■ AIM OF THE EXERCISE
Examine the material below. Gather every line in which the string "RODRÍGUEZ" appears.

[Figure content listings]
----------

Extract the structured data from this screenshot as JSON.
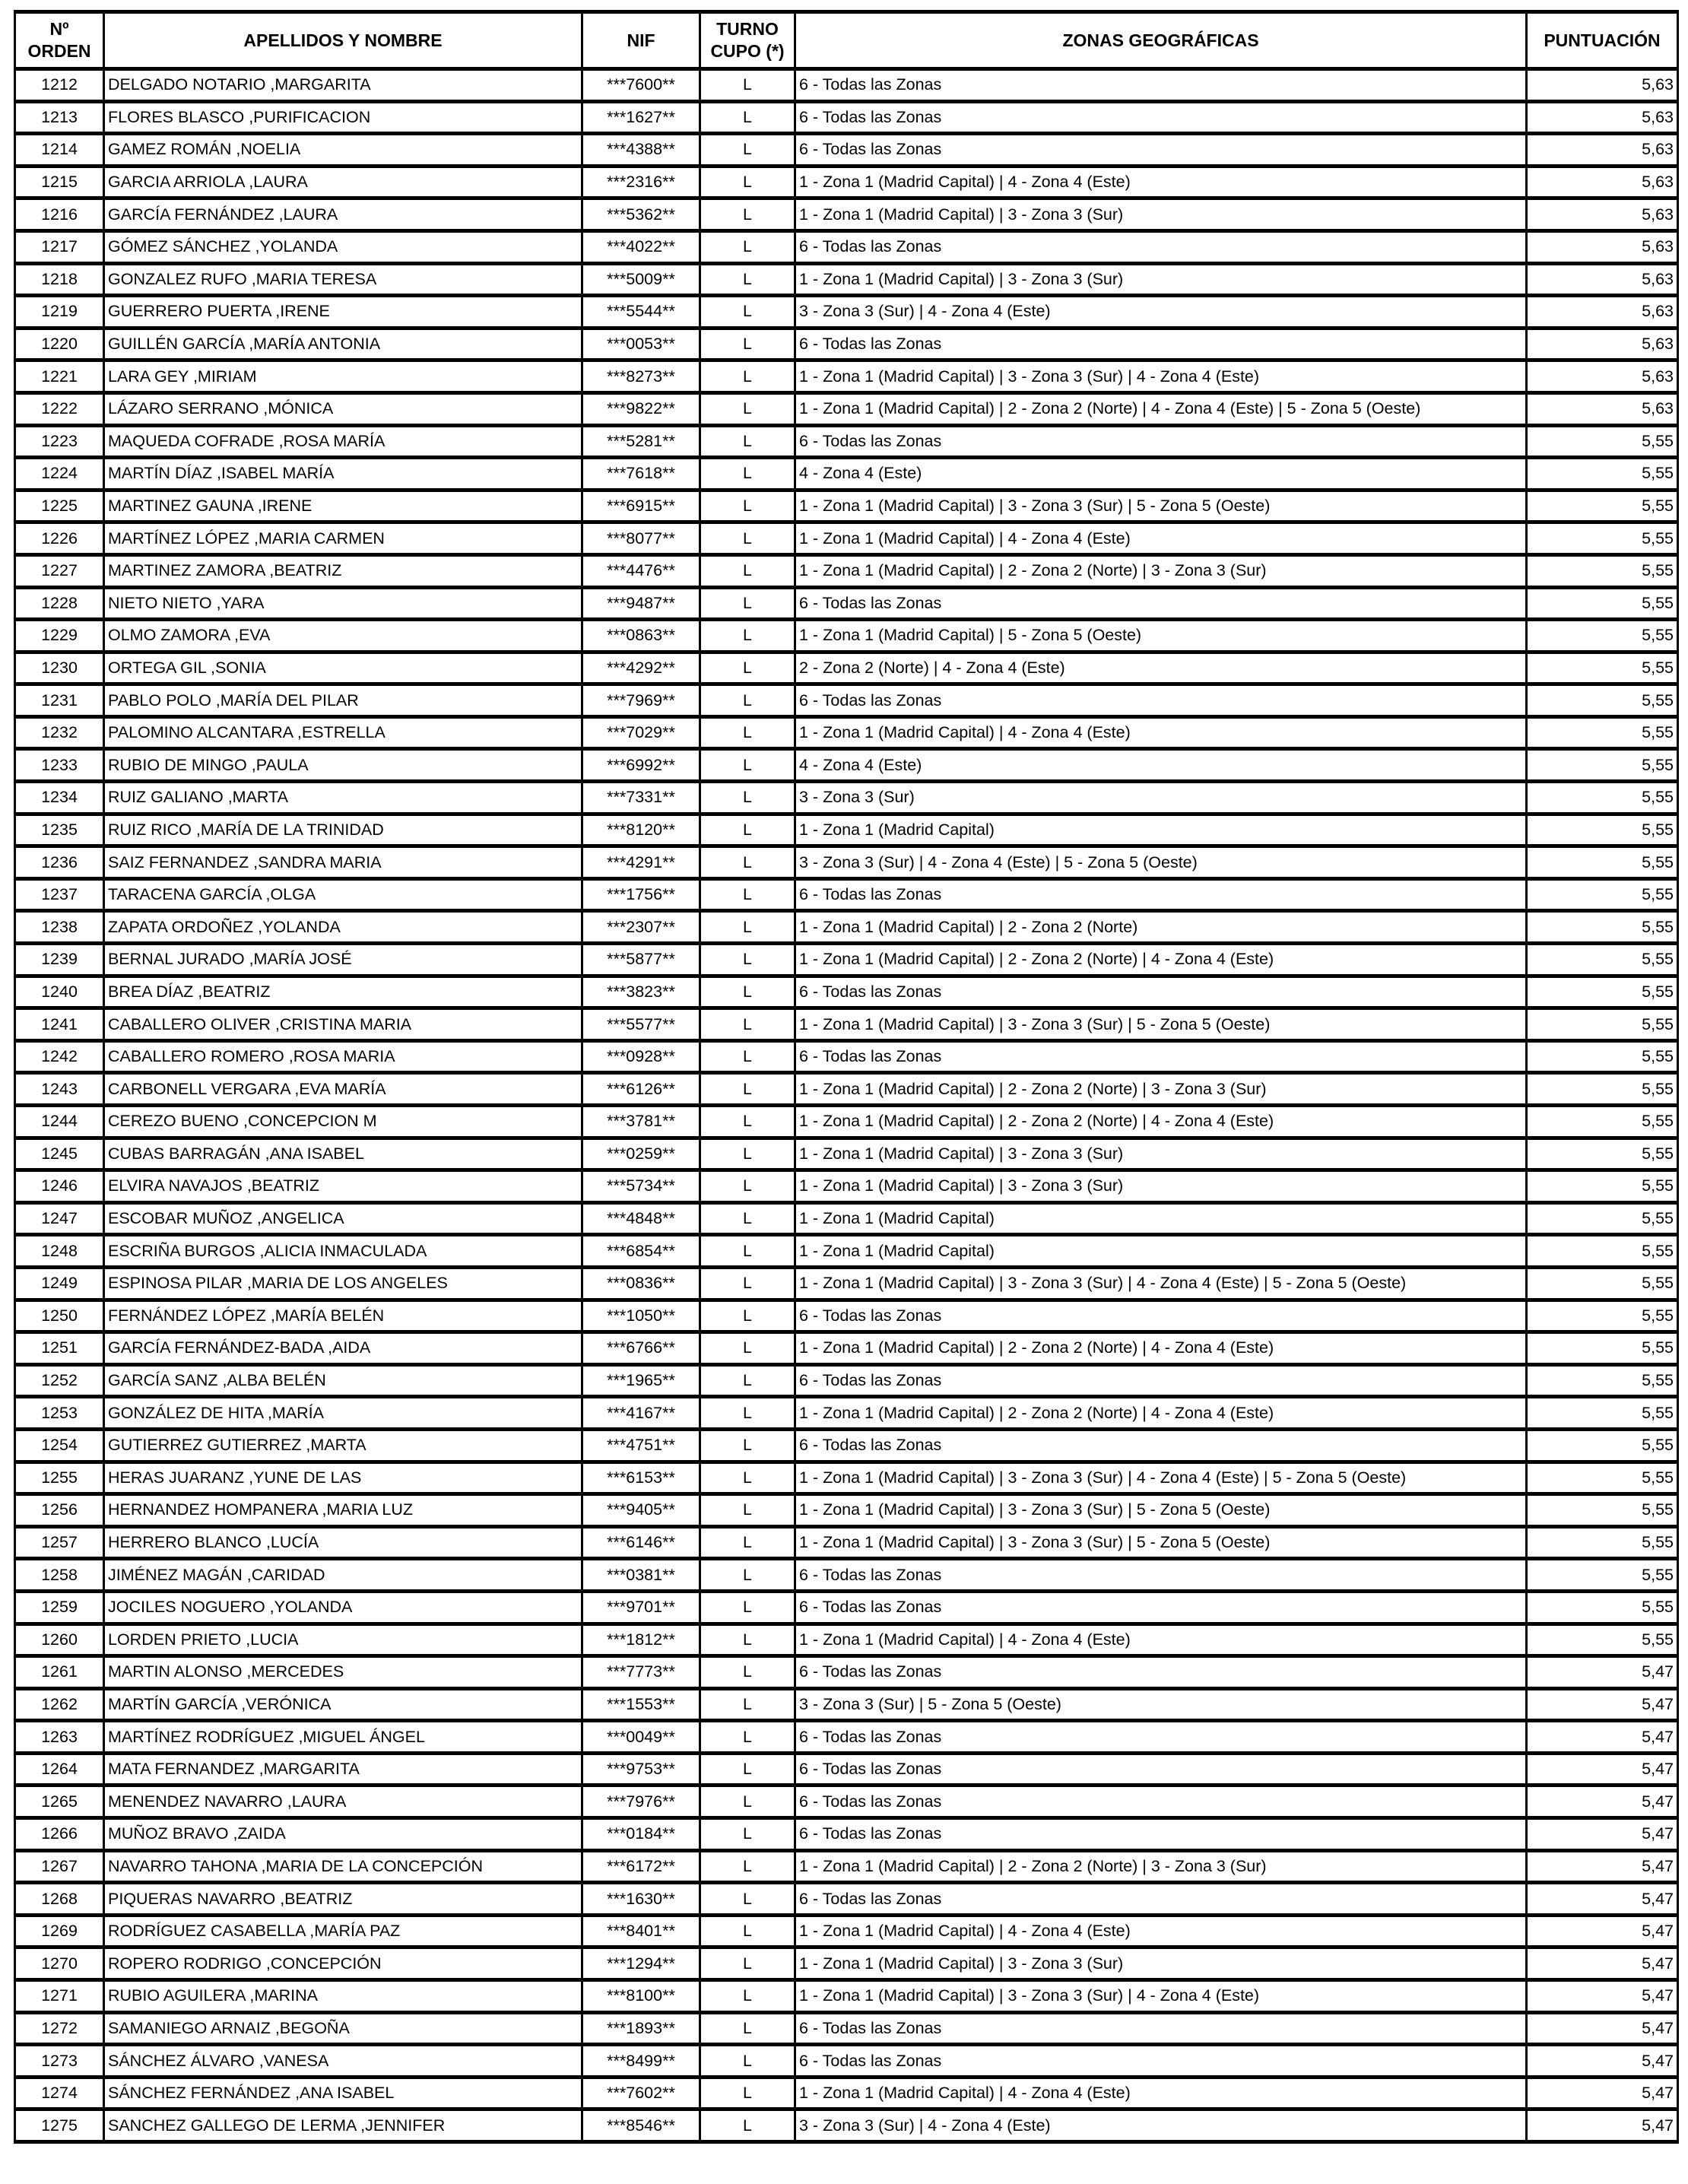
{
  "page": {
    "background_color": "#ffffff",
    "text_color": "#000000",
    "border_color": "#000000"
  },
  "table": {
    "headers": [
      "Nº\nORDEN",
      "APELLIDOS Y NOMBRE",
      "NIF",
      "TURNO\nCUPO (*)",
      "ZONAS GEOGRÁFICAS",
      "PUNTUACIÓN"
    ],
    "rows": [
      {
        "orden": "1212",
        "nombre": "DELGADO NOTARIO ,MARGARITA",
        "nif": "***7600**",
        "turno": "L",
        "zonas": "6 - Todas las Zonas",
        "puntuacion": "5,63"
      },
      {
        "orden": "1213",
        "nombre": "FLORES BLASCO ,PURIFICACION",
        "nif": "***1627**",
        "turno": "L",
        "zonas": "6 - Todas las Zonas",
        "puntuacion": "5,63"
      },
      {
        "orden": "1214",
        "nombre": "GAMEZ ROMÁN ,NOELIA",
        "nif": "***4388**",
        "turno": "L",
        "zonas": "6 - Todas las Zonas",
        "puntuacion": "5,63"
      },
      {
        "orden": "1215",
        "nombre": "GARCIA ARRIOLA ,LAURA",
        "nif": "***2316**",
        "turno": "L",
        "zonas": "1 - Zona 1 (Madrid Capital) | 4 - Zona 4 (Este)",
        "puntuacion": "5,63"
      },
      {
        "orden": "1216",
        "nombre": "GARCÍA FERNÁNDEZ ,LAURA",
        "nif": "***5362**",
        "turno": "L",
        "zonas": "1 - Zona 1 (Madrid Capital) | 3 - Zona 3 (Sur)",
        "puntuacion": "5,63"
      },
      {
        "orden": "1217",
        "nombre": "GÓMEZ SÁNCHEZ ,YOLANDA",
        "nif": "***4022**",
        "turno": "L",
        "zonas": "6 - Todas las Zonas",
        "puntuacion": "5,63"
      },
      {
        "orden": "1218",
        "nombre": "GONZALEZ RUFO ,MARIA TERESA",
        "nif": "***5009**",
        "turno": "L",
        "zonas": "1 - Zona 1 (Madrid Capital) | 3 - Zona 3 (Sur)",
        "puntuacion": "5,63"
      },
      {
        "orden": "1219",
        "nombre": "GUERRERO PUERTA ,IRENE",
        "nif": "***5544**",
        "turno": "L",
        "zonas": "3 - Zona 3 (Sur) | 4 - Zona 4 (Este)",
        "puntuacion": "5,63"
      },
      {
        "orden": "1220",
        "nombre": "GUILLÉN GARCÍA ,MARÍA ANTONIA",
        "nif": "***0053**",
        "turno": "L",
        "zonas": "6 - Todas las Zonas",
        "puntuacion": "5,63"
      },
      {
        "orden": "1221",
        "nombre": "LARA GEY ,MIRIAM",
        "nif": "***8273**",
        "turno": "L",
        "zonas": "1 - Zona 1 (Madrid Capital) | 3 - Zona 3 (Sur) | 4 - Zona 4 (Este)",
        "puntuacion": "5,63"
      },
      {
        "orden": "1222",
        "nombre": "LÁZARO SERRANO ,MÓNICA",
        "nif": "***9822**",
        "turno": "L",
        "zonas": "1 - Zona 1 (Madrid Capital) | 2 - Zona 2 (Norte) | 4 - Zona 4 (Este) | 5 - Zona 5 (Oeste)",
        "puntuacion": "5,63"
      },
      {
        "orden": "1223",
        "nombre": "MAQUEDA COFRADE ,ROSA MARÍA",
        "nif": "***5281**",
        "turno": "L",
        "zonas": "6 - Todas las Zonas",
        "puntuacion": "5,55"
      },
      {
        "orden": "1224",
        "nombre": "MARTÍN DÍAZ ,ISABEL MARÍA",
        "nif": "***7618**",
        "turno": "L",
        "zonas": "4 - Zona 4 (Este)",
        "puntuacion": "5,55"
      },
      {
        "orden": "1225",
        "nombre": "MARTINEZ GAUNA ,IRENE",
        "nif": "***6915**",
        "turno": "L",
        "zonas": "1 - Zona 1 (Madrid Capital) | 3 - Zona 3 (Sur) | 5 - Zona 5 (Oeste)",
        "puntuacion": "5,55"
      },
      {
        "orden": "1226",
        "nombre": "MARTÍNEZ LÓPEZ ,MARIA CARMEN",
        "nif": "***8077**",
        "turno": "L",
        "zonas": "1 - Zona 1 (Madrid Capital) | 4 - Zona 4 (Este)",
        "puntuacion": "5,55"
      },
      {
        "orden": "1227",
        "nombre": "MARTINEZ ZAMORA ,BEATRIZ",
        "nif": "***4476**",
        "turno": "L",
        "zonas": "1 - Zona 1 (Madrid Capital) | 2 - Zona 2 (Norte) | 3 - Zona 3 (Sur)",
        "puntuacion": "5,55"
      },
      {
        "orden": "1228",
        "nombre": "NIETO NIETO ,YARA",
        "nif": "***9487**",
        "turno": "L",
        "zonas": "6 - Todas las Zonas",
        "puntuacion": "5,55"
      },
      {
        "orden": "1229",
        "nombre": "OLMO ZAMORA ,EVA",
        "nif": "***0863**",
        "turno": "L",
        "zonas": "1 - Zona 1 (Madrid Capital) | 5 - Zona 5 (Oeste)",
        "puntuacion": "5,55"
      },
      {
        "orden": "1230",
        "nombre": "ORTEGA GIL ,SONIA",
        "nif": "***4292**",
        "turno": "L",
        "zonas": "2 - Zona 2 (Norte) | 4 - Zona 4 (Este)",
        "puntuacion": "5,55"
      },
      {
        "orden": "1231",
        "nombre": "PABLO POLO ,MARÍA DEL PILAR",
        "nif": "***7969**",
        "turno": "L",
        "zonas": "6 - Todas las Zonas",
        "puntuacion": "5,55"
      },
      {
        "orden": "1232",
        "nombre": "PALOMINO ALCANTARA ,ESTRELLA",
        "nif": "***7029**",
        "turno": "L",
        "zonas": "1 - Zona 1 (Madrid Capital) | 4 - Zona 4 (Este)",
        "puntuacion": "5,55"
      },
      {
        "orden": "1233",
        "nombre": "RUBIO DE MINGO ,PAULA",
        "nif": "***6992**",
        "turno": "L",
        "zonas": "4 - Zona 4 (Este)",
        "puntuacion": "5,55"
      },
      {
        "orden": "1234",
        "nombre": "RUIZ GALIANO ,MARTA",
        "nif": "***7331**",
        "turno": "L",
        "zonas": "3 - Zona 3 (Sur)",
        "puntuacion": "5,55"
      },
      {
        "orden": "1235",
        "nombre": "RUIZ RICO ,MARÍA DE LA TRINIDAD",
        "nif": "***8120**",
        "turno": "L",
        "zonas": "1 - Zona 1 (Madrid Capital)",
        "puntuacion": "5,55"
      },
      {
        "orden": "1236",
        "nombre": "SAIZ FERNANDEZ ,SANDRA MARIA",
        "nif": "***4291**",
        "turno": "L",
        "zonas": "3 - Zona 3 (Sur) | 4 - Zona 4 (Este) | 5 - Zona 5 (Oeste)",
        "puntuacion": "5,55"
      },
      {
        "orden": "1237",
        "nombre": "TARACENA GARCÍA ,OLGA",
        "nif": "***1756**",
        "turno": "L",
        "zonas": "6 - Todas las Zonas",
        "puntuacion": "5,55"
      },
      {
        "orden": "1238",
        "nombre": "ZAPATA ORDOÑEZ ,YOLANDA",
        "nif": "***2307**",
        "turno": "L",
        "zonas": "1 - Zona 1 (Madrid Capital) | 2 - Zona 2 (Norte)",
        "puntuacion": "5,55"
      },
      {
        "orden": "1239",
        "nombre": "BERNAL JURADO ,MARÍA JOSÉ",
        "nif": "***5877**",
        "turno": "L",
        "zonas": "1 - Zona 1 (Madrid Capital) | 2 - Zona 2 (Norte) | 4 - Zona 4 (Este)",
        "puntuacion": "5,55"
      },
      {
        "orden": "1240",
        "nombre": "BREA DÍAZ ,BEATRIZ",
        "nif": "***3823**",
        "turno": "L",
        "zonas": "6 - Todas las Zonas",
        "puntuacion": "5,55"
      },
      {
        "orden": "1241",
        "nombre": "CABALLERO OLIVER ,CRISTINA MARIA",
        "nif": "***5577**",
        "turno": "L",
        "zonas": "1 - Zona 1 (Madrid Capital) | 3 - Zona 3 (Sur) | 5 - Zona 5 (Oeste)",
        "puntuacion": "5,55"
      },
      {
        "orden": "1242",
        "nombre": "CABALLERO ROMERO ,ROSA MARIA",
        "nif": "***0928**",
        "turno": "L",
        "zonas": "6 - Todas las Zonas",
        "puntuacion": "5,55"
      },
      {
        "orden": "1243",
        "nombre": "CARBONELL VERGARA ,EVA MARÍA",
        "nif": "***6126**",
        "turno": "L",
        "zonas": "1 - Zona 1 (Madrid Capital) | 2 - Zona 2 (Norte) | 3 - Zona 3 (Sur)",
        "puntuacion": "5,55"
      },
      {
        "orden": "1244",
        "nombre": "CEREZO BUENO ,CONCEPCION M",
        "nif": "***3781**",
        "turno": "L",
        "zonas": "1 - Zona 1 (Madrid Capital) | 2 - Zona 2 (Norte) | 4 - Zona 4 (Este)",
        "puntuacion": "5,55"
      },
      {
        "orden": "1245",
        "nombre": "CUBAS BARRAGÁN ,ANA  ISABEL",
        "nif": "***0259**",
        "turno": "L",
        "zonas": "1 - Zona 1 (Madrid Capital) | 3 - Zona 3 (Sur)",
        "puntuacion": "5,55"
      },
      {
        "orden": "1246",
        "nombre": "ELVIRA NAVAJOS ,BEATRIZ",
        "nif": "***5734**",
        "turno": "L",
        "zonas": "1 - Zona 1 (Madrid Capital) | 3 - Zona 3 (Sur)",
        "puntuacion": "5,55"
      },
      {
        "orden": "1247",
        "nombre": "ESCOBAR MUÑOZ ,ANGELICA",
        "nif": "***4848**",
        "turno": "L",
        "zonas": "1 - Zona 1 (Madrid Capital)",
        "puntuacion": "5,55"
      },
      {
        "orden": "1248",
        "nombre": "ESCRIÑA BURGOS ,ALICIA INMACULADA",
        "nif": "***6854**",
        "turno": "L",
        "zonas": "1 - Zona 1 (Madrid Capital)",
        "puntuacion": "5,55"
      },
      {
        "orden": "1249",
        "nombre": "ESPINOSA PILAR ,MARIA DE LOS ANGELES",
        "nif": "***0836**",
        "turno": "L",
        "zonas": "1 - Zona 1 (Madrid Capital) | 3 - Zona 3 (Sur) | 4 - Zona 4 (Este) | 5 - Zona 5 (Oeste)",
        "puntuacion": "5,55"
      },
      {
        "orden": "1250",
        "nombre": "FERNÁNDEZ LÓPEZ ,MARÍA BELÉN",
        "nif": "***1050**",
        "turno": "L",
        "zonas": "6 - Todas las Zonas",
        "puntuacion": "5,55"
      },
      {
        "orden": "1251",
        "nombre": "GARCÍA FERNÁNDEZ-BADA ,AIDA",
        "nif": "***6766**",
        "turno": "L",
        "zonas": "1 - Zona 1 (Madrid Capital) | 2 - Zona 2 (Norte) | 4 - Zona 4 (Este)",
        "puntuacion": "5,55"
      },
      {
        "orden": "1252",
        "nombre": "GARCÍA SANZ ,ALBA BELÉN",
        "nif": "***1965**",
        "turno": "L",
        "zonas": "6 - Todas las Zonas",
        "puntuacion": "5,55"
      },
      {
        "orden": "1253",
        "nombre": "GONZÁLEZ DE HITA ,MARÍA",
        "nif": "***4167**",
        "turno": "L",
        "zonas": "1 - Zona 1 (Madrid Capital) | 2 - Zona 2 (Norte) | 4 - Zona 4 (Este)",
        "puntuacion": "5,55"
      },
      {
        "orden": "1254",
        "nombre": "GUTIERREZ GUTIERREZ ,MARTA",
        "nif": "***4751**",
        "turno": "L",
        "zonas": "6 - Todas las Zonas",
        "puntuacion": "5,55"
      },
      {
        "orden": "1255",
        "nombre": "HERAS JUARANZ ,YUNE DE LAS",
        "nif": "***6153**",
        "turno": "L",
        "zonas": "1 - Zona 1 (Madrid Capital) | 3 - Zona 3 (Sur) | 4 - Zona 4 (Este) | 5 - Zona 5 (Oeste)",
        "puntuacion": "5,55"
      },
      {
        "orden": "1256",
        "nombre": "HERNANDEZ HOMPANERA ,MARIA LUZ",
        "nif": "***9405**",
        "turno": "L",
        "zonas": "1 - Zona 1 (Madrid Capital) | 3 - Zona 3 (Sur) | 5 - Zona 5 (Oeste)",
        "puntuacion": "5,55"
      },
      {
        "orden": "1257",
        "nombre": "HERRERO BLANCO ,LUCÍA",
        "nif": "***6146**",
        "turno": "L",
        "zonas": "1 - Zona 1 (Madrid Capital) | 3 - Zona 3 (Sur) | 5 - Zona 5 (Oeste)",
        "puntuacion": "5,55"
      },
      {
        "orden": "1258",
        "nombre": "JIMÉNEZ MAGÁN ,CARIDAD",
        "nif": "***0381**",
        "turno": "L",
        "zonas": "6 - Todas las Zonas",
        "puntuacion": "5,55"
      },
      {
        "orden": "1259",
        "nombre": "JOCILES NOGUERO ,YOLANDA",
        "nif": "***9701**",
        "turno": "L",
        "zonas": "6 - Todas las Zonas",
        "puntuacion": "5,55"
      },
      {
        "orden": "1260",
        "nombre": "LORDEN PRIETO ,LUCIA",
        "nif": "***1812**",
        "turno": "L",
        "zonas": "1 - Zona 1 (Madrid Capital) | 4 - Zona 4 (Este)",
        "puntuacion": "5,55"
      },
      {
        "orden": "1261",
        "nombre": "MARTIN ALONSO ,MERCEDES",
        "nif": "***7773**",
        "turno": "L",
        "zonas": "6 - Todas las Zonas",
        "puntuacion": "5,47"
      },
      {
        "orden": "1262",
        "nombre": "MARTÍN GARCÍA ,VERÓNICA",
        "nif": "***1553**",
        "turno": "L",
        "zonas": "3 - Zona 3 (Sur) | 5 - Zona 5 (Oeste)",
        "puntuacion": "5,47"
      },
      {
        "orden": "1263",
        "nombre": "MARTÍNEZ RODRÍGUEZ ,MIGUEL ÁNGEL",
        "nif": "***0049**",
        "turno": "L",
        "zonas": "6 - Todas las Zonas",
        "puntuacion": "5,47"
      },
      {
        "orden": "1264",
        "nombre": "MATA FERNANDEZ ,MARGARITA",
        "nif": "***9753**",
        "turno": "L",
        "zonas": "6 - Todas las Zonas",
        "puntuacion": "5,47"
      },
      {
        "orden": "1265",
        "nombre": "MENENDEZ NAVARRO ,LAURA",
        "nif": "***7976**",
        "turno": "L",
        "zonas": "6 - Todas las Zonas",
        "puntuacion": "5,47"
      },
      {
        "orden": "1266",
        "nombre": "MUÑOZ BRAVO ,ZAIDA",
        "nif": "***0184**",
        "turno": "L",
        "zonas": "6 - Todas las Zonas",
        "puntuacion": "5,47"
      },
      {
        "orden": "1267",
        "nombre": "NAVARRO TAHONA ,MARIA DE LA CONCEPCIÓN",
        "nif": "***6172**",
        "turno": "L",
        "zonas": "1 - Zona 1 (Madrid Capital) | 2 - Zona 2 (Norte) | 3 - Zona 3 (Sur)",
        "puntuacion": "5,47"
      },
      {
        "orden": "1268",
        "nombre": "PIQUERAS NAVARRO ,BEATRIZ",
        "nif": "***1630**",
        "turno": "L",
        "zonas": "6 - Todas las Zonas",
        "puntuacion": "5,47"
      },
      {
        "orden": "1269",
        "nombre": "RODRÍGUEZ CASABELLA ,MARÍA PAZ",
        "nif": "***8401**",
        "turno": "L",
        "zonas": "1 - Zona 1 (Madrid Capital) | 4 - Zona 4 (Este)",
        "puntuacion": "5,47"
      },
      {
        "orden": "1270",
        "nombre": "ROPERO RODRIGO ,CONCEPCIÓN",
        "nif": "***1294**",
        "turno": "L",
        "zonas": "1 - Zona 1 (Madrid Capital) | 3 - Zona 3 (Sur)",
        "puntuacion": "5,47"
      },
      {
        "orden": "1271",
        "nombre": "RUBIO AGUILERA ,MARINA",
        "nif": "***8100**",
        "turno": "L",
        "zonas": "1 - Zona 1 (Madrid Capital) | 3 - Zona 3 (Sur) | 4 - Zona 4 (Este)",
        "puntuacion": "5,47"
      },
      {
        "orden": "1272",
        "nombre": "SAMANIEGO ARNAIZ ,BEGOÑA",
        "nif": "***1893**",
        "turno": "L",
        "zonas": "6 - Todas las Zonas",
        "puntuacion": "5,47"
      },
      {
        "orden": "1273",
        "nombre": "SÁNCHEZ ÁLVARO ,VANESA",
        "nif": "***8499**",
        "turno": "L",
        "zonas": "6 - Todas las Zonas",
        "puntuacion": "5,47"
      },
      {
        "orden": "1274",
        "nombre": "SÁNCHEZ FERNÁNDEZ ,ANA  ISABEL",
        "nif": "***7602**",
        "turno": "L",
        "zonas": "1 - Zona 1 (Madrid Capital) | 4 - Zona 4 (Este)",
        "puntuacion": "5,47"
      },
      {
        "orden": "1275",
        "nombre": "SANCHEZ GALLEGO DE LERMA ,JENNIFER",
        "nif": "***8546**",
        "turno": "L",
        "zonas": "3 - Zona 3 (Sur) | 4 - Zona 4 (Este)",
        "puntuacion": "5,47"
      }
    ]
  }
}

----------

■ CORRECT OUTPUT
        "nombre": "MARTÍNEZ RODRÍGUEZ ,MIGUEL ÁNGEL",
        "nombre": "RODRÍGUEZ CASABELLA ,MARÍA PAZ",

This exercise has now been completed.